# The exercise
From the entries below, copy every line that holds the word "School".

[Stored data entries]
──────
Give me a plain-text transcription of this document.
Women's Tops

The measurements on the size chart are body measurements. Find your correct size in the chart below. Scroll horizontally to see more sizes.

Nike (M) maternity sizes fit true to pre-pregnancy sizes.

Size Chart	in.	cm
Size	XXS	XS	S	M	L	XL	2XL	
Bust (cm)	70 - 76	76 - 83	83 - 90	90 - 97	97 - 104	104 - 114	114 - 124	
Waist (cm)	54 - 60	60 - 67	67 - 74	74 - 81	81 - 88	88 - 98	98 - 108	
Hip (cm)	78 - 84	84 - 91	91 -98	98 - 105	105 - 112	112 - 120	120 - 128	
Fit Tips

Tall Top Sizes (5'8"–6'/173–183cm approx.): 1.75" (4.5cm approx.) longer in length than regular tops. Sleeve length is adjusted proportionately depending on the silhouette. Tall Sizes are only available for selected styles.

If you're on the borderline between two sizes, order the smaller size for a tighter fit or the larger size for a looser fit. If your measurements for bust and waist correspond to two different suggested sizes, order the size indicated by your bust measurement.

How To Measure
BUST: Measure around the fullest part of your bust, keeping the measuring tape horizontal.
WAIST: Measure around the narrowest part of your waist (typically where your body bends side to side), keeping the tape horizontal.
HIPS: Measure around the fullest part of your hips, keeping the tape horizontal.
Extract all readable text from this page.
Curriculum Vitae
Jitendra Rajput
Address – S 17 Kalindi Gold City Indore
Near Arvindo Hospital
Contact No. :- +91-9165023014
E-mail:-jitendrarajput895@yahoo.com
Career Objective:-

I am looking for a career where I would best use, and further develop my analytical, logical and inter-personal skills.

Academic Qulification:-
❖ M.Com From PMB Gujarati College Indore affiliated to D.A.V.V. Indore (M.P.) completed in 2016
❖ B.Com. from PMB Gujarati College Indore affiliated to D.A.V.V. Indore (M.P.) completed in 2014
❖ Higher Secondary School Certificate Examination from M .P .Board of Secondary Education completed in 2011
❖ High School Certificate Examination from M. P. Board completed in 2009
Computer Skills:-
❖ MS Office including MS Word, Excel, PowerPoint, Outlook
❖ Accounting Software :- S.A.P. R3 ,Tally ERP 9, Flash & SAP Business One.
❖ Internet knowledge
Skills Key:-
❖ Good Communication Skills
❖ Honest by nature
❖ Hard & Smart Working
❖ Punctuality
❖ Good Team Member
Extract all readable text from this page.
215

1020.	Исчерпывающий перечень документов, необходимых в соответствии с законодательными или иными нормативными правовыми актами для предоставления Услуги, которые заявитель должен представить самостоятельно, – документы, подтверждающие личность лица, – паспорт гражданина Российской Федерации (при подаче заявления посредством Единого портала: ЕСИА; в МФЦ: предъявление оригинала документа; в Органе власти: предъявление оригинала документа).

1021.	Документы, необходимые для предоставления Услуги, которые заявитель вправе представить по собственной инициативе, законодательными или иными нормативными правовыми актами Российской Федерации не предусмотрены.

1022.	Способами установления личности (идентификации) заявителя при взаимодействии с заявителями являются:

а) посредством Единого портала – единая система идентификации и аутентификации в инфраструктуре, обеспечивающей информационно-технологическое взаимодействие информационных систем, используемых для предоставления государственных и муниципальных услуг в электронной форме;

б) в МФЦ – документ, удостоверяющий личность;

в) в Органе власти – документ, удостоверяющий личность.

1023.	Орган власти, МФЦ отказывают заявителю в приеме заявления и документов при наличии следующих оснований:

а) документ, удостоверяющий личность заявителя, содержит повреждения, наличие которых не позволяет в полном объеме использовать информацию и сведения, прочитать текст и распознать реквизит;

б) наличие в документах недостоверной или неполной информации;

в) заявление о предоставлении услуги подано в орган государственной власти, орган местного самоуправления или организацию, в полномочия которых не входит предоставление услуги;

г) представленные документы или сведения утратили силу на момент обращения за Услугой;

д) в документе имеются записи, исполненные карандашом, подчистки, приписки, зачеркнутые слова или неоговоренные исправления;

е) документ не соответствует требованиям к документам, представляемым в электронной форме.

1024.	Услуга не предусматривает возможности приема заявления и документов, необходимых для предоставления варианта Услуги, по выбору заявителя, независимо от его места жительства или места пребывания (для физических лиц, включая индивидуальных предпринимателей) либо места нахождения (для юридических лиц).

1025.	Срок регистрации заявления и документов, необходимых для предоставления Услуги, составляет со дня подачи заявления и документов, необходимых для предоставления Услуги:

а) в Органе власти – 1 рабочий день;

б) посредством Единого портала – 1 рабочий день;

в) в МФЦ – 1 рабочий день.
──────
# Task output
❖ Higher Secondary School Certificate Examination from M .P .Board of Secondary Education completed in 2011
❖ High School Certificate Examination from M. P. Board completed in 2009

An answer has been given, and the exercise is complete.